> **EXTRACTED INFORMATION**:
★ ★ ★

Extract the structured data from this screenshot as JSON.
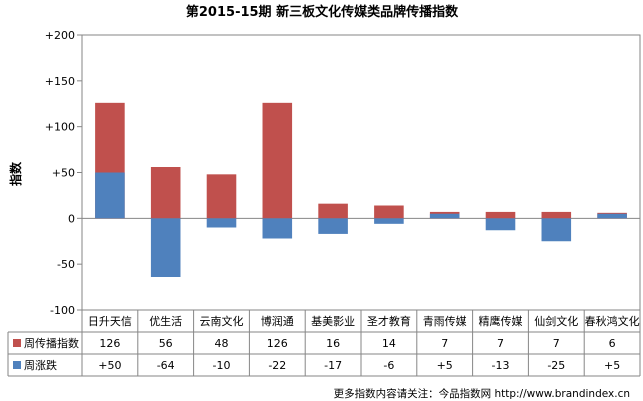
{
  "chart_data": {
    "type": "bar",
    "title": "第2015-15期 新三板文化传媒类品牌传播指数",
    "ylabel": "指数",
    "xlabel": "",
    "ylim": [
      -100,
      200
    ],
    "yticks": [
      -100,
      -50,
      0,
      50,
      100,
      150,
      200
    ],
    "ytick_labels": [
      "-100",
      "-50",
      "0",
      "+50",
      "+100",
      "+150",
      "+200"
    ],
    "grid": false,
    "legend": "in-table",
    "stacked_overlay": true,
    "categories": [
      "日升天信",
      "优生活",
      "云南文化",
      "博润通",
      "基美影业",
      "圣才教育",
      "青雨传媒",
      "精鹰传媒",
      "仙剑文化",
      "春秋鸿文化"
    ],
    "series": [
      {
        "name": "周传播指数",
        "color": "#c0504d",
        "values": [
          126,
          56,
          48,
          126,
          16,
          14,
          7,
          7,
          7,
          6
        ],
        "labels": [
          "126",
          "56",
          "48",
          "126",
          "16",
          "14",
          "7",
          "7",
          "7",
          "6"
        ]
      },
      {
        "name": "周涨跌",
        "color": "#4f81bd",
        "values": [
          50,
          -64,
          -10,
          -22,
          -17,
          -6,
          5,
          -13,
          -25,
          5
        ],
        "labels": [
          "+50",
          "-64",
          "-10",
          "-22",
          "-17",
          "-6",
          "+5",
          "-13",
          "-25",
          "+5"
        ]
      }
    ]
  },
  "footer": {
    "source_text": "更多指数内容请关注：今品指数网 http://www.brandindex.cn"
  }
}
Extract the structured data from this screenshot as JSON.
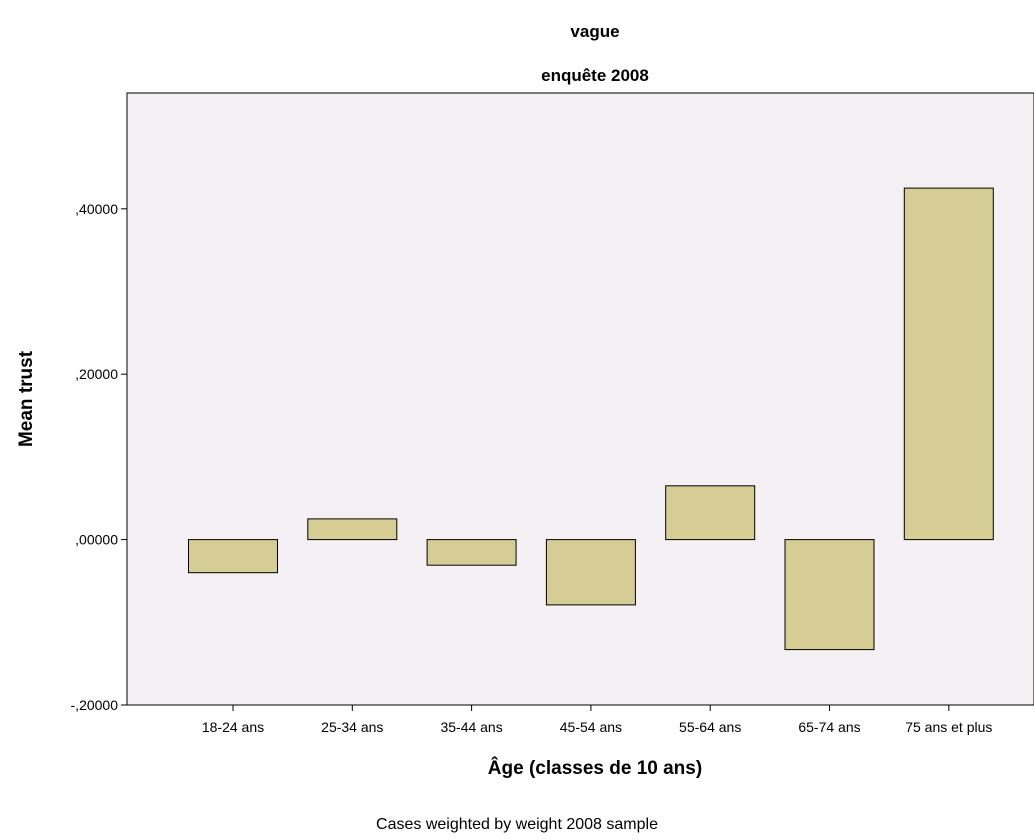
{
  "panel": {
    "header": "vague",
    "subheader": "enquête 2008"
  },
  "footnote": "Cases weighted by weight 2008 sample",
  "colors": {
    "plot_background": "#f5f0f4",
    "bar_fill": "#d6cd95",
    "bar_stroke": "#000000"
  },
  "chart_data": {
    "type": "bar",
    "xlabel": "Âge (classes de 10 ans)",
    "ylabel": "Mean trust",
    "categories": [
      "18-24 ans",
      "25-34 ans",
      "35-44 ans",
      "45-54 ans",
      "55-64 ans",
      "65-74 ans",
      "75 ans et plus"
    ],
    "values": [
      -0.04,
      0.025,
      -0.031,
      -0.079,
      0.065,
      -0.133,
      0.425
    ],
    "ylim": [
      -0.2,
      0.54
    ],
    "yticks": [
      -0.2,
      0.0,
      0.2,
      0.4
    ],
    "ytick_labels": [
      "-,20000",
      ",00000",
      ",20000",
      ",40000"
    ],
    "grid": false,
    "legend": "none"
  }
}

★ ★ ★

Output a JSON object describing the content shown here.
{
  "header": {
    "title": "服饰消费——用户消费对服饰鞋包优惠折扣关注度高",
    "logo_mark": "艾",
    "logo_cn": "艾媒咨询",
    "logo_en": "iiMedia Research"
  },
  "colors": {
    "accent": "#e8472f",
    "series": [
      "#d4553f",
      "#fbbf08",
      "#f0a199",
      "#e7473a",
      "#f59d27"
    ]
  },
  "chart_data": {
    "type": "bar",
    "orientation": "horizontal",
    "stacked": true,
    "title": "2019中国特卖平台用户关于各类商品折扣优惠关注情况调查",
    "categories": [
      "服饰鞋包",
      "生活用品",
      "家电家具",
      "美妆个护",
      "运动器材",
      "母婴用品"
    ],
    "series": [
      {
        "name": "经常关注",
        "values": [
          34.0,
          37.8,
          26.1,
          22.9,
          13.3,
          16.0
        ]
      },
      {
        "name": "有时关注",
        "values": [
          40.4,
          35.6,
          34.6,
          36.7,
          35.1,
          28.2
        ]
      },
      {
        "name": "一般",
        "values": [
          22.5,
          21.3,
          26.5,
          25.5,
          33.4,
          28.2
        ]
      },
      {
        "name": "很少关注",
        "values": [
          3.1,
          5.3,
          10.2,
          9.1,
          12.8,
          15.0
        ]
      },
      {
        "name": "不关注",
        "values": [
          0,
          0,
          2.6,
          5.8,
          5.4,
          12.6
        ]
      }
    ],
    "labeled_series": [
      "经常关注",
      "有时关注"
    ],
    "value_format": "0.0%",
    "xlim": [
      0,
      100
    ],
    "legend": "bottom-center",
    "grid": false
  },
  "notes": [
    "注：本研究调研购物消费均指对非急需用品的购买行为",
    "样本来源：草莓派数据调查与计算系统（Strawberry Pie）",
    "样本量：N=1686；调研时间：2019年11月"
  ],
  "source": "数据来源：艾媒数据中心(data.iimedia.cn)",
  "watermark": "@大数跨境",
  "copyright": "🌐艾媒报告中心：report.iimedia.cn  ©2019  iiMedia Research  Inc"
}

★ ★ ★

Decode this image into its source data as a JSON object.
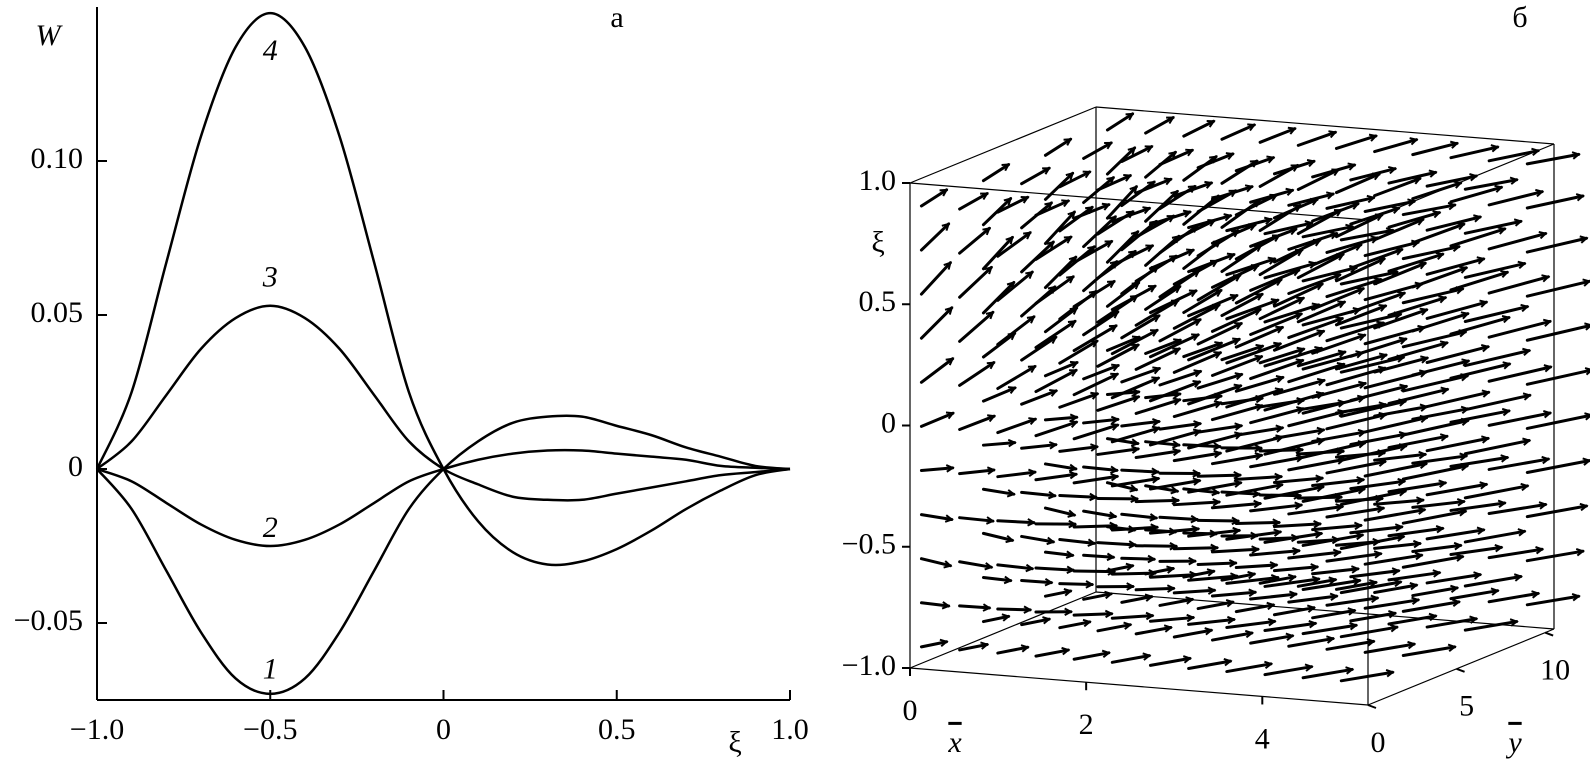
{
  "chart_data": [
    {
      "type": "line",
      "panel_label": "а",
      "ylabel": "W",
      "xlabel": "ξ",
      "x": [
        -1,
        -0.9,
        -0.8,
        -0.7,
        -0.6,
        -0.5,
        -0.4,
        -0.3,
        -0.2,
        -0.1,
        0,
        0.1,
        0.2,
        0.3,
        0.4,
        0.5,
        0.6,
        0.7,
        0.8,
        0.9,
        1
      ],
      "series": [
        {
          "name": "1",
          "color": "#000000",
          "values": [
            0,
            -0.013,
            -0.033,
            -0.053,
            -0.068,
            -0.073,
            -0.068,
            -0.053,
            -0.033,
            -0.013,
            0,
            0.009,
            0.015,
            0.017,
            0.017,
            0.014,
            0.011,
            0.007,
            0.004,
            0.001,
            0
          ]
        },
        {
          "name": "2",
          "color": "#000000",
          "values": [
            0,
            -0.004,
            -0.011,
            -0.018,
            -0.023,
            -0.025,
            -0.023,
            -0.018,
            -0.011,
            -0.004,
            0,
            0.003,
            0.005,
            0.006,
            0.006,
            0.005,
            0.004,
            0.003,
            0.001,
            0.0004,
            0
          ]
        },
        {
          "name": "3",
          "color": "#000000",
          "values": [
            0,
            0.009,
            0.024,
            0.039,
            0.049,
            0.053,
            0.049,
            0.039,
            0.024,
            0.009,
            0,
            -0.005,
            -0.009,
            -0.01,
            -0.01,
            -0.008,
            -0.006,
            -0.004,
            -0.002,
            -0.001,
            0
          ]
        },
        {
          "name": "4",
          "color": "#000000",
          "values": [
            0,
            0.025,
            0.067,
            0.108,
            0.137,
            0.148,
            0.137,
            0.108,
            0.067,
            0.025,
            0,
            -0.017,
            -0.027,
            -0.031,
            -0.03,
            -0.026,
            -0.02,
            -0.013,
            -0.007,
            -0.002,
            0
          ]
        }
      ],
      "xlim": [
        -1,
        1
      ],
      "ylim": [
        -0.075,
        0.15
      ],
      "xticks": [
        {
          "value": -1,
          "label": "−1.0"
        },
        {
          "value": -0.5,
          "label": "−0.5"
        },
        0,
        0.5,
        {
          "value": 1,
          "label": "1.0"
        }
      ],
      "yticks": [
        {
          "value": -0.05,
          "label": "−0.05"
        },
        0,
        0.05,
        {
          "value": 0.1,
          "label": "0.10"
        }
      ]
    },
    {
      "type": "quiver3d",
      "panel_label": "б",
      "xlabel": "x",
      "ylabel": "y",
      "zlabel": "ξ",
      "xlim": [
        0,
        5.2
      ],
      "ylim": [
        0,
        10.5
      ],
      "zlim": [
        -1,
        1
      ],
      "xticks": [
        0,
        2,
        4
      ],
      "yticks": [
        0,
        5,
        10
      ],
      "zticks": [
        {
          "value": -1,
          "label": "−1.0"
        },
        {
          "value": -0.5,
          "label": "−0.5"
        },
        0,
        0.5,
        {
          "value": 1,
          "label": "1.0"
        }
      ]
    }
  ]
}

★ ★ ★

> **GOAL**: All lines holding the word "legend" should be picked out and copied.

> **EXERCISE RESULT**:
    "legend": "in-table",
    "legend": "none"
    "legend": "bottom-center",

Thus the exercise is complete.